Short task: Rewrite every one of the lines below as a Markdown table with two columns, No. and Line. Number the rows in order and leave out any blank lines.

+---+

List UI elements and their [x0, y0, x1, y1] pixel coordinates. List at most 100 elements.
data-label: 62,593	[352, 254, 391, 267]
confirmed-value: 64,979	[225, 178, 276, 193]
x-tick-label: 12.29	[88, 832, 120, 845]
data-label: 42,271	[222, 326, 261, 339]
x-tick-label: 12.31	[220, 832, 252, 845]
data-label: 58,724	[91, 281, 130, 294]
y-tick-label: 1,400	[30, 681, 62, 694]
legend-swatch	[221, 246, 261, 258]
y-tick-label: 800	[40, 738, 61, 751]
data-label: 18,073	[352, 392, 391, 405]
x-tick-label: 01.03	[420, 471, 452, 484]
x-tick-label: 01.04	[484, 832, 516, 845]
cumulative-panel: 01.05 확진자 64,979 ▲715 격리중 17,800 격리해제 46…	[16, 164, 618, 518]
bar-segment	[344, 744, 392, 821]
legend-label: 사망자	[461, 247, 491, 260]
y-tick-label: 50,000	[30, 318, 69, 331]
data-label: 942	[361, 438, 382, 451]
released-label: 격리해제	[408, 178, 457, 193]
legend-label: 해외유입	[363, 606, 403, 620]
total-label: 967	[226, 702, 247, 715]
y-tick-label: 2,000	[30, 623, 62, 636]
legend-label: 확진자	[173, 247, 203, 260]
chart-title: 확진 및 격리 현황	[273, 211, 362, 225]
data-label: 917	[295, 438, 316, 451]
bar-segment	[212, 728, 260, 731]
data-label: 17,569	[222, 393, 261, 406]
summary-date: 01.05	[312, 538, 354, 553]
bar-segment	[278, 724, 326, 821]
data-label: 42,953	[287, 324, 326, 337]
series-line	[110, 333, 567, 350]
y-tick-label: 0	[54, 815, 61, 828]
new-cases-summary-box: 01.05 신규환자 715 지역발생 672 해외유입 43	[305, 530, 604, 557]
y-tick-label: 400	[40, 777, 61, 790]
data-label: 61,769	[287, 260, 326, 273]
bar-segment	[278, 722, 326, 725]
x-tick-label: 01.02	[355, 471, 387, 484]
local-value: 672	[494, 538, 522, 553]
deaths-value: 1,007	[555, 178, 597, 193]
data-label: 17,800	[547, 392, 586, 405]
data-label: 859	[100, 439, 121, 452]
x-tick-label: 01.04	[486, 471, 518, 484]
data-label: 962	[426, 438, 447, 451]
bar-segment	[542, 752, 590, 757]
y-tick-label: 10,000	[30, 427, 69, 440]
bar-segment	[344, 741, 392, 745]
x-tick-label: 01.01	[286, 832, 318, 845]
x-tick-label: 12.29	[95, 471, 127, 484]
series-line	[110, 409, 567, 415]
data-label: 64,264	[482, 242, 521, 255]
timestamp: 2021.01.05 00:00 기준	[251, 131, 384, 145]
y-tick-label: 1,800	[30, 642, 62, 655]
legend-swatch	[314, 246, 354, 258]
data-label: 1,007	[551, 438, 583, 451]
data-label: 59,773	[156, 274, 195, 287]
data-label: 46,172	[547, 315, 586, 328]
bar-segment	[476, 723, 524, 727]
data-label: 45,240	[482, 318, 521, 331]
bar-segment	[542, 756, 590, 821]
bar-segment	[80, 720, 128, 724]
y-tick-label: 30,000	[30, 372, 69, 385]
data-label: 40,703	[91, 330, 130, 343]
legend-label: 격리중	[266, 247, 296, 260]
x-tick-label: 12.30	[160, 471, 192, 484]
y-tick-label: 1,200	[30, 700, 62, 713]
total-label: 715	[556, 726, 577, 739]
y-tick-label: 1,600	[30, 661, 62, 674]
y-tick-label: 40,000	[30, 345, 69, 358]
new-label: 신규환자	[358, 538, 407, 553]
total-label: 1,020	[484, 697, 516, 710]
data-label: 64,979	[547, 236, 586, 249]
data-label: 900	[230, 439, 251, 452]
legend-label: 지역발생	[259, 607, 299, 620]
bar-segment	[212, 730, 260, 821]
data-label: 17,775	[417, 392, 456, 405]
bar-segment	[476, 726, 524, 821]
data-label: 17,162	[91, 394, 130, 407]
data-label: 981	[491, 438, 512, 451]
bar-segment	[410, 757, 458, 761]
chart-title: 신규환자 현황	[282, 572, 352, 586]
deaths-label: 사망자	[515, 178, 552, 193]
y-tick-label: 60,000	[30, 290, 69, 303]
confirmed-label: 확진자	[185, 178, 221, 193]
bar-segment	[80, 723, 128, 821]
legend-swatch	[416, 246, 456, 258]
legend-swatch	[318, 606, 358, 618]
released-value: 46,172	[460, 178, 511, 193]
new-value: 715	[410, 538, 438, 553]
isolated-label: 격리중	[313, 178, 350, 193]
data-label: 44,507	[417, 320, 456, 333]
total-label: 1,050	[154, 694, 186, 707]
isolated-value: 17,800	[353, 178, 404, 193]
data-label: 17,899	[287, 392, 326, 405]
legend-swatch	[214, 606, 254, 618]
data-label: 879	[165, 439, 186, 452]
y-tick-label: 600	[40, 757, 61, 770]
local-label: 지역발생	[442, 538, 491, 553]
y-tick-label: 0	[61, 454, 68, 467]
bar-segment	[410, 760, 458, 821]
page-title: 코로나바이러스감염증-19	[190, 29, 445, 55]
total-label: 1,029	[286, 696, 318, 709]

+---+

Answer:
| No. | Line |
|---|---|
| 1 | List UI elements and their [x0, y0, x1, y1] pixel coordinates. List at most 100 elements. |
| 2 | data-label: 62,593	[352, 254, 391, 267] |
| 3 | confirmed-value: 64,979	[225, 178, 276, 193] |
| 4 | x-tick-label: 12.29	[88, 832, 120, 845] |
| 5 | data-label: 42,271	[222, 326, 261, 339] |
| 6 | x-tick-label: 12.31	[220, 832, 252, 845] |
| 7 | data-label: 58,724	[91, 281, 130, 294] |
| 8 | y-tick-label: 1,400	[30, 681, 62, 694] |
| 9 | legend-swatch	[221, 246, 261, 258] |
| 10 | y-tick-label: 800	[40, 738, 61, 751] |
| 11 | data-label: 18,073	[352, 392, 391, 405] |
| 12 | x-tick-label: 01.03	[420, 471, 452, 484] |
| 13 | x-tick-label: 01.04	[484, 832, 516, 845] |
| 14 | cumulative-panel: 01.05 확진자 64,979 ▲715 격리중 17,800 격리해제 46…	[16, 164, 618, 518] |
| 15 | bar-segment	[344, 744, 392, 821] |
| 16 | legend-label: 사망자	[461, 247, 491, 260] |
| 17 | y-tick-label: 50,000	[30, 318, 69, 331] |
| 18 | data-label: 942	[361, 438, 382, 451] |
| 19 | released-label: 격리해제	[408, 178, 457, 193] |
| 20 | legend-label: 해외유입	[363, 606, 403, 620] |
| 21 | total-label: 967	[226, 702, 247, 715] |
| 22 | y-tick-label: 2,000	[30, 623, 62, 636] |
| 23 | legend-label: 확진자	[173, 247, 203, 260] |
| 24 | chart-title: 확진 및 격리 현황	[273, 211, 362, 225] |
| 25 | data-label: 917	[295, 438, 316, 451] |
| 26 | bar-segment	[212, 728, 260, 731] |
| 27 | data-label: 17,569	[222, 393, 261, 406] |
| 28 | summary-date: 01.05	[312, 538, 354, 553] |
| 29 | bar-segment	[278, 724, 326, 821] |
| 30 | data-label: 42,953	[287, 324, 326, 337] |
| 31 | series-line	[110, 333, 567, 350] |
| 32 | y-tick-label: 0	[54, 815, 61, 828] |
| 33 | new-cases-summary-box: 01.05 신규환자 715 지역발생 672 해외유입 43	[305, 530, 604, 557] |
| 34 | y-tick-label: 400	[40, 777, 61, 790] |
| 35 | data-label: 61,769	[287, 260, 326, 273] |
| 36 | bar-segment	[278, 722, 326, 725] |
| 37 | x-tick-label: 01.02	[355, 471, 387, 484] |
| 38 | local-value: 672	[494, 538, 522, 553] |
| 39 | deaths-value: 1,007	[555, 178, 597, 193] |
| 40 | data-label: 17,800	[547, 392, 586, 405] |
| 41 | data-label: 859	[100, 439, 121, 452] |
| 42 | x-tick-label: 01.04	[486, 471, 518, 484] |
| 43 | data-label: 962	[426, 438, 447, 451] |
| 44 | bar-segment	[542, 752, 590, 757] |
| 45 | y-tick-label: 10,000	[30, 427, 69, 440] |
| 46 | bar-segment	[344, 741, 392, 745] |
| 47 | x-tick-label: 01.01	[286, 832, 318, 845] |
| 48 | x-tick-label: 12.29	[95, 471, 127, 484] |
| 49 | series-line	[110, 409, 567, 415] |
| 50 | data-label: 64,264	[482, 242, 521, 255] |
| 51 | timestamp: 2021.01.05 00:00 기준	[251, 131, 384, 145] |
| 52 | y-tick-label: 1,800	[30, 642, 62, 655] |
| 53 | legend-swatch	[314, 246, 354, 258] |
| 54 | data-label: 1,007	[551, 438, 583, 451] |
| 55 | data-label: 59,773	[156, 274, 195, 287] |
| 56 | data-label: 46,172	[547, 315, 586, 328] |
| 57 | bar-segment	[476, 723, 524, 727] |
| 58 | data-label: 45,240	[482, 318, 521, 331] |
| 59 | bar-segment	[542, 756, 590, 821] |
| 60 | bar-segment	[80, 720, 128, 724] |
| 61 | y-tick-label: 30,000	[30, 372, 69, 385] |
| 62 | data-label: 40,703	[91, 330, 130, 343] |
| 63 | legend-label: 격리중	[266, 247, 296, 260] |
| 64 | x-tick-label: 12.30	[160, 471, 192, 484] |
| 65 | y-tick-label: 1,200	[30, 700, 62, 713] |
| 66 | total-label: 715	[556, 726, 577, 739] |
| 67 | y-tick-label: 1,600	[30, 661, 62, 674] |
| 68 | y-tick-label: 40,000	[30, 345, 69, 358] |
| 69 | new-label: 신규환자	[358, 538, 407, 553] |
| 70 | total-label: 1,020	[484, 697, 516, 710] |
| 71 | data-label: 64,979	[547, 236, 586, 249] |
| 72 | data-label: 900	[230, 439, 251, 452] |
| 73 | legend-label: 지역발생	[259, 607, 299, 620] |
| 74 | bar-segment	[212, 730, 260, 821] |
| 75 | data-label: 17,775	[417, 392, 456, 405] |
| 76 | bar-segment	[476, 726, 524, 821] |
| 77 | data-label: 17,162	[91, 394, 130, 407] |
| 78 | data-label: 981	[491, 438, 512, 451] |
| 79 | bar-segment	[410, 757, 458, 761] |
| 80 | chart-title: 신규환자 현황	[282, 572, 352, 586] |
| 81 | deaths-label: 사망자	[515, 178, 552, 193] |
| 82 | y-tick-label: 60,000	[30, 290, 69, 303] |
| 83 | confirmed-label: 확진자	[185, 178, 221, 193] |
| 84 | bar-segment	[80, 723, 128, 821] |
| 85 | legend-swatch	[416, 246, 456, 258] |
| 86 | legend-swatch	[318, 606, 358, 618] |
| 87 | released-value: 46,172	[460, 178, 511, 193] |
| 88 | new-value: 715	[410, 538, 438, 553] |
| 89 | isolated-label: 격리중	[313, 178, 350, 193] |
| 90 | data-label: 44,507	[417, 320, 456, 333] |
| 91 | total-label: 1,050	[154, 694, 186, 707] |
| 92 | isolated-value: 17,800	[353, 178, 404, 193] |
| 93 | data-label: 17,899	[287, 392, 326, 405] |
| 94 | legend-swatch	[214, 606, 254, 618] |
| 95 | data-label: 879	[165, 439, 186, 452] |
| 96 | y-tick-label: 600	[40, 757, 61, 770] |
| 97 | local-label: 지역발생	[442, 538, 491, 553] |
| 98 | y-tick-label: 0	[61, 454, 68, 467] |
| 99 | bar-segment	[410, 760, 458, 821] |
| 100 | page-title: 코로나바이러스감염증-19	[190, 29, 445, 55] |
| 101 | total-label: 1,029	[286, 696, 318, 709] |